* [Quoted passage]
# Diff kinds of rotors..........



## Slayer2003 (Jun 4, 2003)

Ive been looking to do the brake upgrade from my tiny stock calipers n rotors to the whole av22f deal for abotu 2 months now, until i saw the fastbrakes kit on their site. now the questions. what would be better to get for the rotors? cross-drilled or slotted. ive heard alot of pros n cons about both, and im not to good at making decisions  . stuff ive heard is that the drilled rotors (mainly) can crack over time, and the slots on the slotted ones fill up with pad composites, and also dont help very much to relese the gas buildup anyway, since it just creates a presurized pocket of it. ....so........any info will be great.......heh

....also, anyone know where i can send the rotors off to be cryo-treated? that doesnt cost more than the rotors? lol


----------



## Slayer2003 (Jun 4, 2003)

also, the whole 1 piece, 2 piece rotor thing is just as confusing.....whats the diff?


----------



## bahearn (Jul 15, 2002)

One-piece rotor requires replacement of the hat along with the braking surface. Two-piece rotor allows you to unbolt the braking surface from the hat; should be cheaper to replace , especially if the hat is a custom part.

For street duty, any rotor will work fine. Cross-drilling and slots are strictly for looks. If you're fading them on the street, you REALLY should be on a track where you won't kill some innocent person.


----------



## Slayer2003 (Jun 4, 2003)

hm, 2 piece sounds like a good idea, but not in the budget atm 


.......k, uhm, i know the drilled rotors arent there for looks, unless there using a straight through drill style, most of the brembo etc rotors that are drilled, are at an angle helping gases excape more rapidly, also helping in cooling. not to sure about the slotted, but im sure its not....'just for looks'. 

and not talking about, holy crap, i just burned through a pair of rotors n pads in a weekend trying to see how much faster i can go down this road. im talking down the road wear n tear. just which works better in certain weather conditions, temps, cracking, etc...

......anyone, info on cryo treating their rotors?


----------



## bahearn (Jul 15, 2002)

Slotted and cross-drill *DO* enjoy a benefit under extreme duty found in racing but you shouldn't generate that kind of heat on the street. Furthermore, racers don't worry much about the possibility of cracking rotors since they expect to them wear out and be replaced on a frequent basis.

Therefore, these are fluff for a street car.


----------



## Wont Be Beat (Sep 20, 2002)

Slayer2003, I dont who lied to you, but in no way do drilled rotors help in cooling or outgasing of modern day brake pads. They are sold today as an aesthetic "upgrade" only.

Slots may help clean off the contact surface of your pad, but I dont think you are rallying, so why even bother?

Otherwise, if you have "heard" cons about both, why even bother buying either? They do you blank rotors, you know?


----------



## Kalel (Jun 26, 2003)

824 for the whole fastbrake kit thats expensive i rather upgrade to the av22df brakes of a n2k


----------

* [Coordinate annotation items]
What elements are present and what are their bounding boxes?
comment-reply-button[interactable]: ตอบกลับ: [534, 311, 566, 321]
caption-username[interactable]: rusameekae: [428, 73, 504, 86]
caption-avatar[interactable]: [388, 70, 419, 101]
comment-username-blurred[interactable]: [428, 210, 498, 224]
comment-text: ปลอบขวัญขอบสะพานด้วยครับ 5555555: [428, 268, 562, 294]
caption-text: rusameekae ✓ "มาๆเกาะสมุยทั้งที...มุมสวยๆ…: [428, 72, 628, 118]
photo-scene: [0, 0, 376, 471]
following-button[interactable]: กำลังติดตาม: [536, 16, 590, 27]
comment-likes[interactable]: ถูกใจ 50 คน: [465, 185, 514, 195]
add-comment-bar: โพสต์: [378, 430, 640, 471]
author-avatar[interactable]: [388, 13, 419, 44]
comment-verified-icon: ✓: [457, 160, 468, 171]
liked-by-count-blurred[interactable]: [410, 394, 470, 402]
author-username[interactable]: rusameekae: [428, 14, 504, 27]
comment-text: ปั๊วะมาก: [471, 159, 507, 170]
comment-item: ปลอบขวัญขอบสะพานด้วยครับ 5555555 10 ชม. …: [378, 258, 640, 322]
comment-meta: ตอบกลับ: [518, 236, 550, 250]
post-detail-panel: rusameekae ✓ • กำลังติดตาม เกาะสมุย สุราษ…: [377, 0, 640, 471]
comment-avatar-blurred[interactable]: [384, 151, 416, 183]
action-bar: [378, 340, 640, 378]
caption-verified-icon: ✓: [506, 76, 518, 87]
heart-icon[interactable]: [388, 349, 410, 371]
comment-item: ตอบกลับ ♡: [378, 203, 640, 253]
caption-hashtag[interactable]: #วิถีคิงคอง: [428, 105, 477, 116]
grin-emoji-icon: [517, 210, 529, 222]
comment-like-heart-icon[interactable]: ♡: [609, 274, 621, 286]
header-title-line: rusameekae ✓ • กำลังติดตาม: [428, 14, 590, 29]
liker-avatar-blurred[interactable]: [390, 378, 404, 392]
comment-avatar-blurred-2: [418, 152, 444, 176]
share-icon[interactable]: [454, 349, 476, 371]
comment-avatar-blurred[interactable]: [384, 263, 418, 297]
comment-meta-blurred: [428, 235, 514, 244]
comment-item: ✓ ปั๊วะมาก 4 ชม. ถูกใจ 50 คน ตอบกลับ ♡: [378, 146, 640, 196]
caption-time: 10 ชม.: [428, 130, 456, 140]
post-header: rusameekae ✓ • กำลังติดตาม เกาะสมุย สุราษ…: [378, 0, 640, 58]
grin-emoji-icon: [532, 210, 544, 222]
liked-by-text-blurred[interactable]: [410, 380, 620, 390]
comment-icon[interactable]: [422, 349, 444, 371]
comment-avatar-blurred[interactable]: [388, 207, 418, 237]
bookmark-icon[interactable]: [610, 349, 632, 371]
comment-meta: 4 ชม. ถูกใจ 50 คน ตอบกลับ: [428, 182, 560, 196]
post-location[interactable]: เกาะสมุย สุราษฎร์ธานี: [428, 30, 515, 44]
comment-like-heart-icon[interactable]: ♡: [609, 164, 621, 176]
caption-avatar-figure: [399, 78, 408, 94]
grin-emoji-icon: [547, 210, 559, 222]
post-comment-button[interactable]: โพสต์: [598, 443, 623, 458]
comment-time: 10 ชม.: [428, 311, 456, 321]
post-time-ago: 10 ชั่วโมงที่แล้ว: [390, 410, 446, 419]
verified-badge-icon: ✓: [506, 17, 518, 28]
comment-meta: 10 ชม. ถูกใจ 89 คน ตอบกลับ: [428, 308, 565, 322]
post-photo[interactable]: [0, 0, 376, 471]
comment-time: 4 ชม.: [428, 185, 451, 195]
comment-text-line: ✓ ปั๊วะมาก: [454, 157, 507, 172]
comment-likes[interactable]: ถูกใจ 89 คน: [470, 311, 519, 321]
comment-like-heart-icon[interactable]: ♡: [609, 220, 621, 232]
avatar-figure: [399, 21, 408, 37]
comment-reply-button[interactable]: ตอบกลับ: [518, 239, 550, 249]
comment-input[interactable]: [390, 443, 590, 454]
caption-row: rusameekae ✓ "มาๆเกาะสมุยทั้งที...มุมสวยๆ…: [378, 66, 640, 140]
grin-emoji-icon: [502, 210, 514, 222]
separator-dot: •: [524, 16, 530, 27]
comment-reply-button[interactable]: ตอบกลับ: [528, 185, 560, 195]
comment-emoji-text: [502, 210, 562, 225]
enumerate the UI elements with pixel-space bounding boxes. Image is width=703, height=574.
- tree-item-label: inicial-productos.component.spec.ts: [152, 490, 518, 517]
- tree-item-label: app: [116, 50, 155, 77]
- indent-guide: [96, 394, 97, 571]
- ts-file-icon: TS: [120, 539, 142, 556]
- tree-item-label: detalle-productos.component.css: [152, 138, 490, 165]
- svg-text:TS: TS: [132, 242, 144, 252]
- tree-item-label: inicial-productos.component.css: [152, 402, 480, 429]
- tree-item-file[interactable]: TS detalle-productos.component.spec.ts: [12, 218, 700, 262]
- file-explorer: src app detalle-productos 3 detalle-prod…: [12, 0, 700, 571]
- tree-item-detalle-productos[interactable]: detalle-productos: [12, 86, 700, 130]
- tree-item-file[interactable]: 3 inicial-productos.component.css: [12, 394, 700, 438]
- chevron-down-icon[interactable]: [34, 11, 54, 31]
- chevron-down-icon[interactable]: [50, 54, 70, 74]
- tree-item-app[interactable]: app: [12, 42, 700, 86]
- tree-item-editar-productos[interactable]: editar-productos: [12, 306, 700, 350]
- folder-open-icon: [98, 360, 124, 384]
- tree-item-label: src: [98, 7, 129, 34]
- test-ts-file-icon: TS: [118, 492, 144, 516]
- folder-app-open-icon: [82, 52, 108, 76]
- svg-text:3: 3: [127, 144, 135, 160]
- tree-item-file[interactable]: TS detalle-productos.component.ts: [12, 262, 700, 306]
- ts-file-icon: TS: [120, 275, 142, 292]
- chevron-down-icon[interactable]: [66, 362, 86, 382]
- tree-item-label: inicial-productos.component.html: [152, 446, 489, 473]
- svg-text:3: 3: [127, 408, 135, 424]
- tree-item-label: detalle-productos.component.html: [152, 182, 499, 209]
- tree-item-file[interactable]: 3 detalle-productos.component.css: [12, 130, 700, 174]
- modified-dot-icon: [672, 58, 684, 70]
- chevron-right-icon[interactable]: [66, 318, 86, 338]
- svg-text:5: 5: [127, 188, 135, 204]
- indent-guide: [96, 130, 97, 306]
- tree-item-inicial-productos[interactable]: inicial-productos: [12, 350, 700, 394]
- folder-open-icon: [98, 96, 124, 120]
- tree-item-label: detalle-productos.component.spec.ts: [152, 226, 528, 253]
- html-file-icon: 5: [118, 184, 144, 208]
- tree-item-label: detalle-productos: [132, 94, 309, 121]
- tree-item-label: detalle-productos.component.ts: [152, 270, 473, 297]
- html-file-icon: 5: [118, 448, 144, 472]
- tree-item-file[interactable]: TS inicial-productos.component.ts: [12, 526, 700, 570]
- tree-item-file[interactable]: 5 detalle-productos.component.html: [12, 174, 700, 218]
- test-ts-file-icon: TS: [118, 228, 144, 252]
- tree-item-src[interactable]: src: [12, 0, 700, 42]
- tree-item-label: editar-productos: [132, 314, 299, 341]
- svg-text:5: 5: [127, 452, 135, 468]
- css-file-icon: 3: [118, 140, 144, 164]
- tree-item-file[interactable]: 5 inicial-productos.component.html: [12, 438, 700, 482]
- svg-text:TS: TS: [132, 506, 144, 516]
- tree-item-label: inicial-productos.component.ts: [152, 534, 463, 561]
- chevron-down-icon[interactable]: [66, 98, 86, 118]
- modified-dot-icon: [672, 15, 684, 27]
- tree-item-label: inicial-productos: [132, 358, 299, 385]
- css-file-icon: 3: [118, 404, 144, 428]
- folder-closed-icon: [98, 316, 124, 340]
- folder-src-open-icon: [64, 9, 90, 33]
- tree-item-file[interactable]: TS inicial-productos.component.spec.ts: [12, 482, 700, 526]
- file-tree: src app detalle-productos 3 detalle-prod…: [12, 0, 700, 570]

* [Required task]
In the brake rotor thread, what does a two-piece rotor allow you to do? The items have no role here.

* [Result]
It allows you to unbolt the braking surface from the hat.